§ **Exercise brief**:
Reproduce each of the following records word for word, with nothing altered.
........
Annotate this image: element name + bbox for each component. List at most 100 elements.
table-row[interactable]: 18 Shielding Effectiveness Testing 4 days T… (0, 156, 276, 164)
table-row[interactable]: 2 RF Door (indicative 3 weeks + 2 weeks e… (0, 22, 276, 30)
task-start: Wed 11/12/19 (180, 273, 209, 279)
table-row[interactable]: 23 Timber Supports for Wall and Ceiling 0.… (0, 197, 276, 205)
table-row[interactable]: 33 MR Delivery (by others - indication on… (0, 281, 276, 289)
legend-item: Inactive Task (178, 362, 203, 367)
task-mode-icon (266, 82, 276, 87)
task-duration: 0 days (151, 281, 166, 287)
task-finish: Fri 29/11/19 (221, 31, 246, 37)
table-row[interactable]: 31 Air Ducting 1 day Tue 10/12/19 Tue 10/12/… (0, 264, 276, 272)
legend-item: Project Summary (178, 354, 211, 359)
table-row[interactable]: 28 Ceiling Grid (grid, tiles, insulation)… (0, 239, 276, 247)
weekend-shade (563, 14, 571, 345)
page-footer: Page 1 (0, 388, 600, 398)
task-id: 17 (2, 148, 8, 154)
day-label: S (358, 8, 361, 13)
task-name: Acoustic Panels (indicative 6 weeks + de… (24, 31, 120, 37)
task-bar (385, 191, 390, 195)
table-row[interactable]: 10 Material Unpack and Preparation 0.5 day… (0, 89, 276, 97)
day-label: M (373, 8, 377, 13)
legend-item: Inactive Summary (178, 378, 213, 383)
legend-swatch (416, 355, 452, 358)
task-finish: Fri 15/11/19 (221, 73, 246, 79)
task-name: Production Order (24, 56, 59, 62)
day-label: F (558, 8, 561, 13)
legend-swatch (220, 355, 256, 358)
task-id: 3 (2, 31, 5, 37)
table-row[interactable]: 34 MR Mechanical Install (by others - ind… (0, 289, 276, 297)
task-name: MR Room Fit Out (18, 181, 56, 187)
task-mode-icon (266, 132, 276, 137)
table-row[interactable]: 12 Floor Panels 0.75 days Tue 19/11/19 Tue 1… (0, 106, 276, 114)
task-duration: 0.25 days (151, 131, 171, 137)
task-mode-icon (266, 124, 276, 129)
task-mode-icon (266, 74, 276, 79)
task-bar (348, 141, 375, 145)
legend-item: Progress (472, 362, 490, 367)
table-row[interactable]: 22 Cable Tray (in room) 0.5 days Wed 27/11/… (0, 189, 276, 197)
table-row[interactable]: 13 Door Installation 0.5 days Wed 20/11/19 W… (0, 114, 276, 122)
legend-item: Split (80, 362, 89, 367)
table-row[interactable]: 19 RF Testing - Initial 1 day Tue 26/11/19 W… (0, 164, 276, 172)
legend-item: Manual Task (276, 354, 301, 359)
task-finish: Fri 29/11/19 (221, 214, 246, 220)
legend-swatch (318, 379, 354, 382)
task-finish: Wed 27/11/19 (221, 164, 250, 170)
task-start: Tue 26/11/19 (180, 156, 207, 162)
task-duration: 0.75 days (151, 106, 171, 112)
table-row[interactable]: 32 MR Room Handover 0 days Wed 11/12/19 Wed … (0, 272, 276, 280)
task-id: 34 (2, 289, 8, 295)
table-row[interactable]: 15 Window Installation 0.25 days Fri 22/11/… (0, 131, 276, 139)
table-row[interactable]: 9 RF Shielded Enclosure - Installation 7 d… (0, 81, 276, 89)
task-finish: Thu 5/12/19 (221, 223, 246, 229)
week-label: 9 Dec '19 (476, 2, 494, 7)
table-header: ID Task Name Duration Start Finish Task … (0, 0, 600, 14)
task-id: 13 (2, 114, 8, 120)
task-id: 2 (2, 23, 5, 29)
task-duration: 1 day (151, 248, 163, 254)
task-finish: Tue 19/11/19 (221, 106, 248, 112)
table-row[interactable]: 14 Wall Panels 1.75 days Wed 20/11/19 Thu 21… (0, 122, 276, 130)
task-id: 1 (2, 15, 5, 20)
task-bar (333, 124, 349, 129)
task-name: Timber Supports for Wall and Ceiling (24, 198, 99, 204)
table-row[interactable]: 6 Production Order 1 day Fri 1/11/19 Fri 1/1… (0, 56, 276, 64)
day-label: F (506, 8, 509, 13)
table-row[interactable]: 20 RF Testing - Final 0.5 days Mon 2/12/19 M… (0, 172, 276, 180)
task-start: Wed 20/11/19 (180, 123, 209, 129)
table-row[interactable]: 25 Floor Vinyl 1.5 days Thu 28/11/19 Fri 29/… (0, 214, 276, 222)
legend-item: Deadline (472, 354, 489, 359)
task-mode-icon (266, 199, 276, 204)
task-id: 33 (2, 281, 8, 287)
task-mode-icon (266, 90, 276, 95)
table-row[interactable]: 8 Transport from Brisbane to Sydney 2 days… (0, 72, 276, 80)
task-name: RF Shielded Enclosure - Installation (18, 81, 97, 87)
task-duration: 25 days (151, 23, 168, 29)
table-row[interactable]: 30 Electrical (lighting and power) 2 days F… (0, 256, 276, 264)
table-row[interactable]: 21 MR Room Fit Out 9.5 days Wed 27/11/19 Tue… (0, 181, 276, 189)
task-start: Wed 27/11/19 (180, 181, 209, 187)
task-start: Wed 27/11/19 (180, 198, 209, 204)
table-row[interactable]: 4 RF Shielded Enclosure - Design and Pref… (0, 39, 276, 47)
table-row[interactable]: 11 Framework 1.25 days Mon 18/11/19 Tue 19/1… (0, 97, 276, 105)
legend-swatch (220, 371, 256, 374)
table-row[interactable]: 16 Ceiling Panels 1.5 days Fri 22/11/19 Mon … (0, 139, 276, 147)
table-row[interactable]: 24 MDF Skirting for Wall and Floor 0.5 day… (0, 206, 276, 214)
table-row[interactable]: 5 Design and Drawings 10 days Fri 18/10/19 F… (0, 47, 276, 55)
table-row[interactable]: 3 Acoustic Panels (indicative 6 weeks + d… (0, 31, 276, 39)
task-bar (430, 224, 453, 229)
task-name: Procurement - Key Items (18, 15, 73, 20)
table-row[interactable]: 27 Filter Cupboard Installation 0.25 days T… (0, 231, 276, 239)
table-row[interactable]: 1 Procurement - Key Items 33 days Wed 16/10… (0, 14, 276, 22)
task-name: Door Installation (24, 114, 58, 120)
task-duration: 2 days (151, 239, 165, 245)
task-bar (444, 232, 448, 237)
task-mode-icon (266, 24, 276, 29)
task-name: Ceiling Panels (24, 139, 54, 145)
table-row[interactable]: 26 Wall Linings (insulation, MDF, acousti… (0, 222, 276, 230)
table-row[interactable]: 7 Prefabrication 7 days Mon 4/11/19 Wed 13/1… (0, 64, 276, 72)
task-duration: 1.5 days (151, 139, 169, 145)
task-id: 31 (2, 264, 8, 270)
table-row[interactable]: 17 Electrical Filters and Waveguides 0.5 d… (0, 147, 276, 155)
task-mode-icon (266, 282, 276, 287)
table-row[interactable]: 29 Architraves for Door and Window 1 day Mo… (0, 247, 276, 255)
........
§ **Problem solution**:
Annotate this image: element name + bbox for each component. List at most 100 elements.
table-row[interactable]: 18 Shielding Effectiveness Testing 4 days T… (0, 156, 276, 164)
table-row[interactable]: 2 RF Door (indicative 3 weeks + 2 weeks e… (0, 22, 276, 30)
task-start: Wed 11/12/19 (180, 273, 209, 279)
table-row[interactable]: 23 Timber Supports for Wall and Ceiling 0.… (0, 197, 276, 205)
table-row[interactable]: 33 MR Delivery (by others - indication on… (0, 281, 276, 289)
legend-item: Inactive Task (178, 362, 203, 367)
task-mode-icon (266, 82, 276, 87)
task-duration: 0 days (151, 281, 166, 287)
task-finish: Fri 29/11/19 (221, 31, 246, 37)
table-row[interactable]: 31 Air Ducting 1 day Tue 10/12/19 Tue 10/12/… (0, 264, 276, 272)
legend-item: Project Summary (178, 354, 211, 359)
table-row[interactable]: 28 Ceiling Grid (grid, tiles, insulation)… (0, 239, 276, 247)
weekend-shade (563, 14, 571, 345)
page-footer: Page 1 (0, 388, 600, 398)
task-id: 17 (2, 148, 8, 154)
day-label: S (358, 8, 361, 13)
task-name: Acoustic Panels (indicative 6 weeks + de… (24, 31, 120, 37)
task-bar (385, 191, 390, 195)
table-row[interactable]: 10 Material Unpack and Preparation 0.5 day… (0, 89, 276, 97)
day-label: M (373, 8, 377, 13)
legend-item: Inactive Summary (178, 378, 213, 383)
legend-swatch (416, 355, 452, 358)
task-finish: Fri 15/11/19 (221, 73, 246, 79)
task-name: Production Order (24, 56, 59, 62)
day-label: F (558, 8, 561, 13)
legend-swatch (220, 355, 256, 358)
task-id: 3 (2, 31, 5, 37)
table-row[interactable]: 34 MR Mechanical Install (by others - ind… (0, 289, 276, 297)
task-name: MR Room Fit Out (18, 181, 56, 187)
task-mode-icon (266, 132, 276, 137)
table-row[interactable]: 12 Floor Panels 0.75 days Tue 19/11/19 Tue 1… (0, 106, 276, 114)
task-duration: 0.25 days (151, 131, 171, 137)
task-mode-icon (266, 124, 276, 129)
task-mode-icon (266, 74, 276, 79)
task-bar (348, 141, 375, 145)
legend-item: Progress (472, 362, 490, 367)
table-row[interactable]: 22 Cable Tray (in room) 0.5 days Wed 27/11/… (0, 189, 276, 197)
table-row[interactable]: 13 Door Installation 0.5 days Wed 20/11/19 W… (0, 114, 276, 122)
legend-item: Split (80, 362, 89, 367)
table-row[interactable]: 19 RF Testing - Initial 1 day Tue 26/11/19 W… (0, 164, 276, 172)
legend-item: Manual Task (276, 354, 301, 359)
task-finish: Fri 29/11/19 (221, 214, 246, 220)
legend-swatch (318, 379, 354, 382)
task-finish: Wed 27/11/19 (221, 164, 250, 170)
task-start: Tue 26/11/19 (180, 156, 207, 162)
task-duration: 0.75 days (151, 106, 171, 112)
table-row[interactable]: 32 MR Room Handover 0 days Wed 11/12/19 Wed … (0, 272, 276, 280)
task-id: 34 (2, 289, 8, 295)
table-row[interactable]: 15 Window Installation 0.25 days Fri 22/11/… (0, 131, 276, 139)
table-row[interactable]: 9 RF Shielded Enclosure - Installation 7 d… (0, 81, 276, 89)
task-finish: Thu 5/12/19 (221, 223, 246, 229)
week-label: 9 Dec '19 (476, 2, 494, 7)
table-header: ID Task Name Duration Start Finish Task … (0, 0, 600, 14)
task-id: 13 (2, 114, 8, 120)
task-id: 2 (2, 23, 5, 29)
task-duration: 1 day (151, 248, 163, 254)
task-finish: Tue 19/11/19 (221, 106, 248, 112)
table-row[interactable]: 14 Wall Panels 1.75 days Wed 20/11/19 Thu 21… (0, 122, 276, 130)
task-id: 1 (2, 15, 5, 20)
task-bar (333, 124, 349, 129)
task-name: Timber Supports for Wall and Ceiling (24, 198, 99, 204)
table-row[interactable]: 6 Production Order 1 day Fri 1/11/19 Fri 1/1… (0, 56, 276, 64)
day-label: F (506, 8, 509, 13)
table-row[interactable]: 20 RF Testing - Final 0.5 days Mon 2/12/19 M… (0, 172, 276, 180)
task-start: Wed 20/11/19 (180, 123, 209, 129)
table-row[interactable]: 25 Floor Vinyl 1.5 days Thu 28/11/19 Fri 29/… (0, 214, 276, 222)
legend-item: Deadline (472, 354, 489, 359)
task-mode-icon (266, 199, 276, 204)
task-id: 33 (2, 281, 8, 287)
task-mode-icon (266, 90, 276, 95)
table-row[interactable]: 8 Transport from Brisbane to Sydney 2 days… (0, 72, 276, 80)
task-name: RF Shielded Enclosure - Installation (18, 81, 97, 87)
task-duration: 25 days (151, 23, 168, 29)
table-row[interactable]: 30 Electrical (lighting and power) 2 days F… (0, 256, 276, 264)
table-row[interactable]: 21 MR Room Fit Out 9.5 days Wed 27/11/19 Tue… (0, 181, 276, 189)
task-start: Wed 27/11/19 (180, 181, 209, 187)
task-start: Wed 27/11/19 (180, 198, 209, 204)
table-row[interactable]: 4 RF Shielded Enclosure - Design and Pref… (0, 39, 276, 47)
table-row[interactable]: 11 Framework 1.25 days Mon 18/11/19 Tue 19/1… (0, 97, 276, 105)
legend-swatch (220, 371, 256, 374)
table-row[interactable]: 16 Ceiling Panels 1.5 days Fri 22/11/19 Mon … (0, 139, 276, 147)
table-row[interactable]: 24 MDF Skirting for Wall and Floor 0.5 day… (0, 206, 276, 214)
table-row[interactable]: 5 Design and Drawings 10 days Fri 18/10/19 F… (0, 47, 276, 55)
table-row[interactable]: 3 Acoustic Panels (indicative 6 weeks + d… (0, 31, 276, 39)
task-bar (430, 224, 453, 229)
task-name: Procurement - Key Items (18, 15, 73, 20)
table-row[interactable]: 27 Filter Cupboard Installation 0.25 days T… (0, 231, 276, 239)
table-row[interactable]: 1 Procurement - Key Items 33 days Wed 16/10… (0, 14, 276, 22)
task-name: Door Installation (24, 114, 58, 120)
task-duration: 2 days (151, 239, 165, 245)
task-bar (444, 232, 448, 237)
task-mode-icon (266, 24, 276, 29)
task-name: Ceiling Panels (24, 139, 54, 145)
table-row[interactable]: 26 Wall Linings (insulation, MDF, acousti… (0, 222, 276, 230)
table-row[interactable]: 7 Prefabrication 7 days Mon 4/11/19 Wed 13/1… (0, 64, 276, 72)
task-duration: 1.5 days (151, 139, 169, 145)
task-id: 31 (2, 264, 8, 270)
table-row[interactable]: 17 Electrical Filters and Waveguides 0.5 d… (0, 147, 276, 155)
task-mode-icon (266, 282, 276, 287)
table-row[interactable]: 29 Architraves for Door and Window 1 day Mo… (0, 247, 276, 255)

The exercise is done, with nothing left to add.